__What this task involves__
Without altering anything, repeat each of the records.

__Extracted information__
>> begin

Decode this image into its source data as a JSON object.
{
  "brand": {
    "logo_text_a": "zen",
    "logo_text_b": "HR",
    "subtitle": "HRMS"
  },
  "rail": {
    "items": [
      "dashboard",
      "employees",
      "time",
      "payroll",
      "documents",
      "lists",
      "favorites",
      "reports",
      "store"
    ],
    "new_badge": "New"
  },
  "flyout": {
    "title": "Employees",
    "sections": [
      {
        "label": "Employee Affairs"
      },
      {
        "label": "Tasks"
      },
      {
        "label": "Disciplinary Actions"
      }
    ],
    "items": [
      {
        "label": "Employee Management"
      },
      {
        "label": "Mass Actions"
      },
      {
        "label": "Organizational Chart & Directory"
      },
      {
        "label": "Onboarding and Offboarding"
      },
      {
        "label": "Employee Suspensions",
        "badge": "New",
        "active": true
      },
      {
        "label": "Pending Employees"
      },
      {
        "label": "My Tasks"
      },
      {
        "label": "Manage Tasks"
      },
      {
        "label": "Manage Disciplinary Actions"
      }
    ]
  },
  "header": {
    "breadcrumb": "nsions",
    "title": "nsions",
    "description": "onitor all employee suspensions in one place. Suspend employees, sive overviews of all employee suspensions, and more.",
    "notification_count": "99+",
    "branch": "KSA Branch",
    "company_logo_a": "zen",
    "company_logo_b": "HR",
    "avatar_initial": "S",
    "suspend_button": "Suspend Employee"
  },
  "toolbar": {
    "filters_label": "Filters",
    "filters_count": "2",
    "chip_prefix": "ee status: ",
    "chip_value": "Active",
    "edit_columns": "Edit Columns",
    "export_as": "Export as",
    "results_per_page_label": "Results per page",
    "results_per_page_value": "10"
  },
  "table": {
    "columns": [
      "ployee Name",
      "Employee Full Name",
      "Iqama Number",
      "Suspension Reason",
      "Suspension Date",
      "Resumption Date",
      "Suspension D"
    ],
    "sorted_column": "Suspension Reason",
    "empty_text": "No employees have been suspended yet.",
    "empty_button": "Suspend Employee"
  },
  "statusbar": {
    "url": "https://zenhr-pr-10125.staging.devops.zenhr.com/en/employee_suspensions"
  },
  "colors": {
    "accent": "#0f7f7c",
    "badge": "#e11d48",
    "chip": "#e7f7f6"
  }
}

>> end

__Solution to this exercise__
Decode this image into its source data as a JSON object.
{
  "brand": {
    "logo_text_a": "zen",
    "logo_text_b": "HR",
    "subtitle": "HRMS"
  },
  "rail": {
    "items": [
      "dashboard",
      "employees",
      "time",
      "payroll",
      "documents",
      "lists",
      "favorites",
      "reports",
      "store"
    ],
    "new_badge": "New"
  },
  "flyout": {
    "title": "Employees",
    "sections": [
      {
        "label": "Employee Affairs"
      },
      {
        "label": "Tasks"
      },
      {
        "label": "Disciplinary Actions"
      }
    ],
    "items": [
      {
        "label": "Employee Management"
      },
      {
        "label": "Mass Actions"
      },
      {
        "label": "Organizational Chart & Directory"
      },
      {
        "label": "Onboarding and Offboarding"
      },
      {
        "label": "Employee Suspensions",
        "badge": "New",
        "active": true
      },
      {
        "label": "Pending Employees"
      },
      {
        "label": "My Tasks"
      },
      {
        "label": "Manage Tasks"
      },
      {
        "label": "Manage Disciplinary Actions"
      }
    ]
  },
  "header": {
    "breadcrumb": "nsions",
    "title": "nsions",
    "description": "onitor all employee suspensions in one place. Suspend employees, sive overviews of all employee suspensions, and more.",
    "notification_count": "99+",
    "branch": "KSA Branch",
    "company_logo_a": "zen",
    "company_logo_b": "HR",
    "avatar_initial": "S",
    "suspend_button": "Suspend Employee"
  },
  "toolbar": {
    "filters_label": "Filters",
    "filters_count": "2",
    "chip_prefix": "ee status: ",
    "chip_value": "Active",
    "edit_columns": "Edit Columns",
    "export_as": "Export as",
    "results_per_page_label": "Results per page",
    "results_per_page_value": "10"
  },
  "table": {
    "columns": [
      "ployee Name",
      "Employee Full Name",
      "Iqama Number",
      "Suspension Reason",
      "Suspension Date",
      "Resumption Date",
      "Suspension D"
    ],
    "sorted_column": "Suspension Reason",
    "empty_text": "No employees have been suspended yet.",
    "empty_button": "Suspend Employee"
  },
  "statusbar": {
    "url": "https://zenhr-pr-10125.staging.devops.zenhr.com/en/employee_suspensions"
  },
  "colors": {
    "accent": "#0f7f7c",
    "badge": "#e11d48",
    "chip": "#e7f7f6"
  }
}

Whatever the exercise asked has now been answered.